### EXTRAIT CITÉ
▬▬▬

Les terroristes de l’Allied Democratic Forces (ADF) ont une nouvelle fois frappé de manière brutale dans les provinces de l’Ituri et du Nord-Kivu, faisant au moins 50 victimes civiles en l’espace de 24 heures.
Par Kasoki Lwanzo
La nuit du mardi 24 au mercredi 25 juillet 2023, les terroristes ADF ont semé la terreur dans plusieurs villages, laissant derrière eux un bilan humain lourd et des familles endeuillées.
Plus de 35 personnes ont été tuées dans le village d’Ombele, situé près de Magurejipa dans le territoire de Lubero (Nord-Kivu). Ce bilan, encore provisoire selon la société civile locale, est la preuve de la violence de l’attaque. D’après la même source, avant de disparaître dans la nature, les assaillants ont également mis le feu à plusieurs maisons.
Dans le même temps, plusieurs sources concordantes rapportent que 24 autres personnes ont été également assassinées par les mêmes ADF dans les villages de Mangombo Moya, Kotaokola et vers Nzaki, dans le groupement Batangi Mbau. La plupart des victimes seraient originaires de la cité d’Oïcha, et leurs corps seraient déjà entrain d’être rapatriés vers le chef-lieu du territoire de Beni.
Face à cette nouvelle vague de violence meurtrière, aucune communication officielle n’a jusque là été publiée par les autorités locales et encore moins, les autorités nationales.
Dans le chef de la population locale, le silence des dirigeants suscite de plus en plus des questions sur la réponse apportée à la menace des ADF d’autant plus que ce massacre s’ajoute à une série d’attaques perpétrées par les ADF depuis le début de l’année. Les terroristes se distinguent notamment par des tueries à grande échelle, et ce, malgré la présence des administrations militaires.

▬▬▬

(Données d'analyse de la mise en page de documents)
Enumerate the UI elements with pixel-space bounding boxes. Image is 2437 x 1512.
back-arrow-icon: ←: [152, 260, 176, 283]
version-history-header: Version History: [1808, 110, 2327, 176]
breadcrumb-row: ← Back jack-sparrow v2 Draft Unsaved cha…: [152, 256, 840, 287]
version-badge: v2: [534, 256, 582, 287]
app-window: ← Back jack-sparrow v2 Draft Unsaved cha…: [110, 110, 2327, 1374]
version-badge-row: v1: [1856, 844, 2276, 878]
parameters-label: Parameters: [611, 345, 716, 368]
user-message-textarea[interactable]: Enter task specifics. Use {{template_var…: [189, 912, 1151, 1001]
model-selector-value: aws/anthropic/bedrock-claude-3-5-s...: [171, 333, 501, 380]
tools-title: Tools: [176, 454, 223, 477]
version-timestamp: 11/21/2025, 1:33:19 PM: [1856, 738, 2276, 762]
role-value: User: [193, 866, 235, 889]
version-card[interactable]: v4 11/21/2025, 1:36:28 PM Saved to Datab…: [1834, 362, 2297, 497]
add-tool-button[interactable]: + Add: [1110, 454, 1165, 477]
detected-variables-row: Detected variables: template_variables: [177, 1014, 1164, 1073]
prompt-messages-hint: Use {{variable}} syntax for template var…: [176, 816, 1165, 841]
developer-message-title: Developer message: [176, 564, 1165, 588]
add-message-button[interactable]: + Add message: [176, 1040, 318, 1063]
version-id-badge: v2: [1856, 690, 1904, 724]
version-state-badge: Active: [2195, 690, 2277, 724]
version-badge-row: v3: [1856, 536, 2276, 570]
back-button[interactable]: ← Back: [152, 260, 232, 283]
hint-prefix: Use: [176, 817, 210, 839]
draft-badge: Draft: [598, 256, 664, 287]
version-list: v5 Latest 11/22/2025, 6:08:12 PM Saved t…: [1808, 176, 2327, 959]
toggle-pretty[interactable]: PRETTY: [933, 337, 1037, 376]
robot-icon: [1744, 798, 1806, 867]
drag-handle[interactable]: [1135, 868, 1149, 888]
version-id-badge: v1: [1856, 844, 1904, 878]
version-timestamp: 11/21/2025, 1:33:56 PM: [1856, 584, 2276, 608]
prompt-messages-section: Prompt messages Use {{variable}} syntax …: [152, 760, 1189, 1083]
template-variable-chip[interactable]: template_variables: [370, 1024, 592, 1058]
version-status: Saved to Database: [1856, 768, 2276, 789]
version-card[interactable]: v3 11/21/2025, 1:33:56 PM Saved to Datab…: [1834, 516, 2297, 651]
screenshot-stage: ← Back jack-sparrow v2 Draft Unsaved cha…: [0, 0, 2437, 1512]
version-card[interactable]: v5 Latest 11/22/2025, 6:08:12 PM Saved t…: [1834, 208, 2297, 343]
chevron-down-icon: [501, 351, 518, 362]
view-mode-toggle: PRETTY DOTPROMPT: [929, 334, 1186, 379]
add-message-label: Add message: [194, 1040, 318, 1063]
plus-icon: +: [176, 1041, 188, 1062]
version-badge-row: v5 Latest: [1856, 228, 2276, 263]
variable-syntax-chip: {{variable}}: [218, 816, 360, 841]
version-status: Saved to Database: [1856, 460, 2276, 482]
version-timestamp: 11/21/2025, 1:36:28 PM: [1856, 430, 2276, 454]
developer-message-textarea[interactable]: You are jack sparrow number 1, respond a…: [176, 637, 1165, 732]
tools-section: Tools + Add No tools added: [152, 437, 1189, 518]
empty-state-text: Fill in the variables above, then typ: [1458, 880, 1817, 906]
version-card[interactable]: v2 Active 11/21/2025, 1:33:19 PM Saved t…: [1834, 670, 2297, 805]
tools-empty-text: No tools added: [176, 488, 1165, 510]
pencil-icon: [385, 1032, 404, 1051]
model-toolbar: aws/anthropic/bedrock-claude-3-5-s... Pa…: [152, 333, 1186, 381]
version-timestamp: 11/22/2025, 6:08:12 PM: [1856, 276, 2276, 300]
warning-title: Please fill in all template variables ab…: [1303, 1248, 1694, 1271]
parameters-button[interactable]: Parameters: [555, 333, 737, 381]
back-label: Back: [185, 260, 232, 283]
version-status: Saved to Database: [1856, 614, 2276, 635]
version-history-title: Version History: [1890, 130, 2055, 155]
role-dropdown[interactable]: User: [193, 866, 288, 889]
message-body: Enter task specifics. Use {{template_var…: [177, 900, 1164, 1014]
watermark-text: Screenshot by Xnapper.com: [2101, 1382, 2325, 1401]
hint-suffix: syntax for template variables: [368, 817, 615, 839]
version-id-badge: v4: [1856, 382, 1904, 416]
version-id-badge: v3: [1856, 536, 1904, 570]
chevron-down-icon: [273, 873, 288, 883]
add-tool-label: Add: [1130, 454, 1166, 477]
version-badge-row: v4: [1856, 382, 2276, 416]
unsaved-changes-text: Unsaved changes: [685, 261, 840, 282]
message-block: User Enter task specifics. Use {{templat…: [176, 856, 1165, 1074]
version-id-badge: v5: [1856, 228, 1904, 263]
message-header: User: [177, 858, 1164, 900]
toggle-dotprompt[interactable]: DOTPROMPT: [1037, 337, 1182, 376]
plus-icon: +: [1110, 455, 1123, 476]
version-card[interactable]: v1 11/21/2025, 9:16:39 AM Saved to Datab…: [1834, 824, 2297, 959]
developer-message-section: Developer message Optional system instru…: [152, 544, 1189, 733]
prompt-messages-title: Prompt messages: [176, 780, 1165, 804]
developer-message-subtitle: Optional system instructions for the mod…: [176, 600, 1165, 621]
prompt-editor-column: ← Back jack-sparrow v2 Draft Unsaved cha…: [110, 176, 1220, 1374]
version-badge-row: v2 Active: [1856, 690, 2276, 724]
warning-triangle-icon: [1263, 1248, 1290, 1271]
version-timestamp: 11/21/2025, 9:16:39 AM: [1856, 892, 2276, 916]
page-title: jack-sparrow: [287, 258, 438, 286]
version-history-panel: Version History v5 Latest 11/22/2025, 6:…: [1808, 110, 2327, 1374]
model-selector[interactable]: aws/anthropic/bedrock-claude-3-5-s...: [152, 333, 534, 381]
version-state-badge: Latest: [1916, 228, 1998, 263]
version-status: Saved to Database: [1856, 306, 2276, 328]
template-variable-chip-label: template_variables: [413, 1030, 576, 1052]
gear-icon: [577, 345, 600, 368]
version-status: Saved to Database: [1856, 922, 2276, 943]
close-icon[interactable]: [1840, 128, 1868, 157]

▬▬▬

### ÉNONCÉ 1
Répondez aux questions suivantes sur l'article consacré aux attaques des ADF.
(a) Combien de personnes ont été tuées dans le village d'Ombele ?
(b) Dans quel groupement se trouvent les villages de Mangombo Moya et de Kotaokola ?
(c) De quelle cité la plupart des victimes de ces villages seraient-elles originaires ?
### ÉNONCÉ 2
Recopiez le passage de l'article consacré aux attaques des ADF, à partir des mots « Face à cette » et jusqu'aux mots « les autorités nationales. » inclus.

### VOTRE RÉPONSE 1
(a) Plus de 35 personnes.
(b) Dans le groupement Batangi Mbau.
(c) De la cité d'Oïcha.

### VOTRE RÉPONSE 2
Face à cette nouvelle vague de violence meurtrière, aucune communication officielle n’a jusque là été publiée par les autorités locales et encore moins, les autorités nationales.